- [Selected extract]
************
# Policy Gradients
The goal in policy gradient algorithms is to maximize the expected returns of a policy $\pi_\theta$ with parameters $\theta$. Letting $\tau=((s_0, a_0, r_0), \ldots, (s_T, a_T, r_T) )$ denote a trajectory and $R(\tau)$ the return of $\tau$, this objective can be written as
$$\max_{\theta} \mathbb E_{\tau \sim \pi_{\theta}}[R(\tau)].$$

Using the REINFORCE trick, we can compute the policy gradient (the gradient of expected policy returns) as
$$\sum_{t=0}^T \mathbb E_{s_t, a_t \sim \pi(\tau)} \nabla_{\theta} \log \pi_{\theta}(a_t \vert s_t) R(\tau).$$

We can then estimate this with a very simple scheme.
We first sample a trajectory $\tau = ((s_t, a_t, r_t))_{t=0}^\infty$ from our current policy, compute the discounted return of the trajectory as $R$, then take a stochastic estimate of the policy gradient as 

$$\sum_{t=0}^T \mathbb \nabla_{\theta} \log \pi_{\theta}(a_t \vert s_t) R(\tau).$$
We can then repeat sample more trajectories to average the estimate over multiple samples.
In practice, we will often use _discounted_ returns $\tilde R(\tau) = \sum_{t=0}^T \gamma^t r_t$ where $\gamma$ is the discount factor and our policy gradient estimate will simply replace the undiscounted returns with $\tilde R(\tau)$.
************
- [Data lines]

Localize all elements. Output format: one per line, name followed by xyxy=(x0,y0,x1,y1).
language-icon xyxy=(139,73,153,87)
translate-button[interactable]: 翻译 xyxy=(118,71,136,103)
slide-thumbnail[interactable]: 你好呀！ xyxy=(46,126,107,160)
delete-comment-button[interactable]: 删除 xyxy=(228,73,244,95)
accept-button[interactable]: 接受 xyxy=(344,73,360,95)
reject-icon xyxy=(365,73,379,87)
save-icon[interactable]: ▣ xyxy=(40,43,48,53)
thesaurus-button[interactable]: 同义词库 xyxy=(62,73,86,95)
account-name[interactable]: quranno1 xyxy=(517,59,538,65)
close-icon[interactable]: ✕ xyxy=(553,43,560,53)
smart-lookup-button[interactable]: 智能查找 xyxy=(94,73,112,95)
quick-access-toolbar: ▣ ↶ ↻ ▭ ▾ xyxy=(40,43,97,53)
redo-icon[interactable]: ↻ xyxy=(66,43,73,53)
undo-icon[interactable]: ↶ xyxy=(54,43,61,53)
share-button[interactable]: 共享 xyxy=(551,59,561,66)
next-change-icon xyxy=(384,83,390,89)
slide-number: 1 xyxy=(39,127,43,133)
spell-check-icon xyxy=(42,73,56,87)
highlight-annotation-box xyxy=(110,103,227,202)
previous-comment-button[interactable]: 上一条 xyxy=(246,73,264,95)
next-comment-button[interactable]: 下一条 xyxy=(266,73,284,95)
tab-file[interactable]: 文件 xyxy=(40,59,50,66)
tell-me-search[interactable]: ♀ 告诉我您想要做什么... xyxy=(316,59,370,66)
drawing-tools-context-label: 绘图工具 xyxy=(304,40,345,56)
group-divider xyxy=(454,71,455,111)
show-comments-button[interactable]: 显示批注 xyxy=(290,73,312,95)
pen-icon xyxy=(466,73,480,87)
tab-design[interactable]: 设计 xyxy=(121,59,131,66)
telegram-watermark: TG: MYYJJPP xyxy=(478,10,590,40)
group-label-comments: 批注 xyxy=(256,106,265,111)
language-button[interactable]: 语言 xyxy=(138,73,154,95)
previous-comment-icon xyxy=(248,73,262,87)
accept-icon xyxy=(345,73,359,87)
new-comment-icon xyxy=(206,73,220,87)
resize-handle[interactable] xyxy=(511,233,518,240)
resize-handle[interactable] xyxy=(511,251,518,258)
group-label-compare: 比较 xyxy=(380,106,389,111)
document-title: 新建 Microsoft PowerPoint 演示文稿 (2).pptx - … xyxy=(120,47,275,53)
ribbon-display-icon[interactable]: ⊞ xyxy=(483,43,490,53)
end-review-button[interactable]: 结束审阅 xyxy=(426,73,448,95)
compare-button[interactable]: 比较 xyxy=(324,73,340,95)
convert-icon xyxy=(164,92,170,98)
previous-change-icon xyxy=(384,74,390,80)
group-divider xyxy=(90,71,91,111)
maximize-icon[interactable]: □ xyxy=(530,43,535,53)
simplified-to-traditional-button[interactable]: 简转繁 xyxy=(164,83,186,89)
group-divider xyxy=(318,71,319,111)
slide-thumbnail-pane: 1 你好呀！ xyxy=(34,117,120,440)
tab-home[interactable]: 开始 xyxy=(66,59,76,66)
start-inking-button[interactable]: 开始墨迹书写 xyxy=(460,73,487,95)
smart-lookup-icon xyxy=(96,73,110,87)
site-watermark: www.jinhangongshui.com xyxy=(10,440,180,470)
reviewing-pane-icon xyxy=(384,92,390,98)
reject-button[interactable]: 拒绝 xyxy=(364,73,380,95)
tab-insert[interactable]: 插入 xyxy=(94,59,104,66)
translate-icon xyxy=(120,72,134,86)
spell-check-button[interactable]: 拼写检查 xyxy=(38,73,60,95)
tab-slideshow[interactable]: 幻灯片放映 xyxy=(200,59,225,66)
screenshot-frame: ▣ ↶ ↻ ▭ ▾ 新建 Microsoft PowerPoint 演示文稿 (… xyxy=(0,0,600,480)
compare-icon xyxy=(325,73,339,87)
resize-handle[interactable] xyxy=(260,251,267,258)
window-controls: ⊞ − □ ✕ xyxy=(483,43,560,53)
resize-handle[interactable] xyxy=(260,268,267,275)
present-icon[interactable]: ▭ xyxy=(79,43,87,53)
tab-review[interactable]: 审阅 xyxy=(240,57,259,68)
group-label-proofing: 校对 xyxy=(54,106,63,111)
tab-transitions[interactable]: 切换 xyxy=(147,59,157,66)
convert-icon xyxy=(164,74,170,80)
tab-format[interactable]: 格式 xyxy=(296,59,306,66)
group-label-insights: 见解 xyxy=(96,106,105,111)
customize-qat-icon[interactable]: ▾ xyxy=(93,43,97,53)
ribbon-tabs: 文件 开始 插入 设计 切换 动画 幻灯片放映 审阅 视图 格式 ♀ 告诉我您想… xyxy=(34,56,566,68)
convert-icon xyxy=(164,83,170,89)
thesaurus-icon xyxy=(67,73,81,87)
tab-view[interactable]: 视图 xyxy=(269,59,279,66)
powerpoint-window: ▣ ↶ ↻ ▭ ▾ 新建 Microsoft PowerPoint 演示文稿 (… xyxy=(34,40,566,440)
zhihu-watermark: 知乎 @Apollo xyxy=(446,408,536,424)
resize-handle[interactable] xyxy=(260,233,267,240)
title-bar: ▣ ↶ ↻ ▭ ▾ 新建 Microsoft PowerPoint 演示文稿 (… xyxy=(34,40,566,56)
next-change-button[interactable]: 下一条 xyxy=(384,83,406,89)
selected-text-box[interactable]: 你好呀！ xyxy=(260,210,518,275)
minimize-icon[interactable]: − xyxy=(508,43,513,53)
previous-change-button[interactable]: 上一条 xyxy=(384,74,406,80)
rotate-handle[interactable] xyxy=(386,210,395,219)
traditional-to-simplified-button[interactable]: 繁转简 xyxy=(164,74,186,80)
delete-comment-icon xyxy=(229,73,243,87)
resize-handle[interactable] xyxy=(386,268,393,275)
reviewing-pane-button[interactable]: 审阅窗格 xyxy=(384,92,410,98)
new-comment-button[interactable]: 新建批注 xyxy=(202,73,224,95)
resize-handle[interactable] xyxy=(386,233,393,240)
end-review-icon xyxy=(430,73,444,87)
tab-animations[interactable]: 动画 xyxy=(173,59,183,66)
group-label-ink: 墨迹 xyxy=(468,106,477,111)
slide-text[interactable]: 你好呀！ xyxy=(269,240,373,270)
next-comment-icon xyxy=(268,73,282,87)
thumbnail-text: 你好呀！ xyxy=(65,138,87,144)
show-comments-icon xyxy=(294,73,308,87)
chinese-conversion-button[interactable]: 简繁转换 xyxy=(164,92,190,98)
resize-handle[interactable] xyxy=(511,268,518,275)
************
- [Task requirements]
**A)** Summarize the policy gradients text in two sentences.
**B)** Write what comes next in the policy gradients text, picking up after its last sentence.
The material isn't needed here.

- [Results of the exercise]
**A)** Policy gradient algorithms aim to maximize the expected return of a policy with parameters θ, and the REINFORCE trick expresses the gradient of that expected return as a sum over time steps of the gradient of each action's log-probability weighted by the trajectory's return. This gradient can be estimated by sampling trajectories from the current policy and averaging over several samples, and in practice discounted returns often replace the undiscounted ones.

**B)**
In [1]:
#@title imports
# As usual, a bit of setup
import os
import shutil
import time
import numpy as np
import gym
import torch

import deeprl.infrastructure.pytorch_util as ptu

from deeprl.infrastructure.rl_trainer import RL_Trainer
from deeprl.infrastructure.trainers import PG_Trainer
from deeprl.infrastructure.trainers import BC_Trainer

from deeprl.agents.pg_agent import PGAgent
from deeprl.policies.MLP_policy import MLPPolicyPG

%load_ext autoreload
%autoreload 2

def rel_error(x, y):
    """ returns relative error """
    return np.max(np.abs(x - y) / (np.maximum(1e-8, np.abs(x) + np.abs(y))))

def remove_folder(path):
    # check if folder exists
    if os.path.exists(path): 
        print("Clearing old results at {}".format(path))
        # remove if exists
        shutil.rmtree(path)
    else:
        print("Folder {} does not exist yet. No old results to delete".format(path))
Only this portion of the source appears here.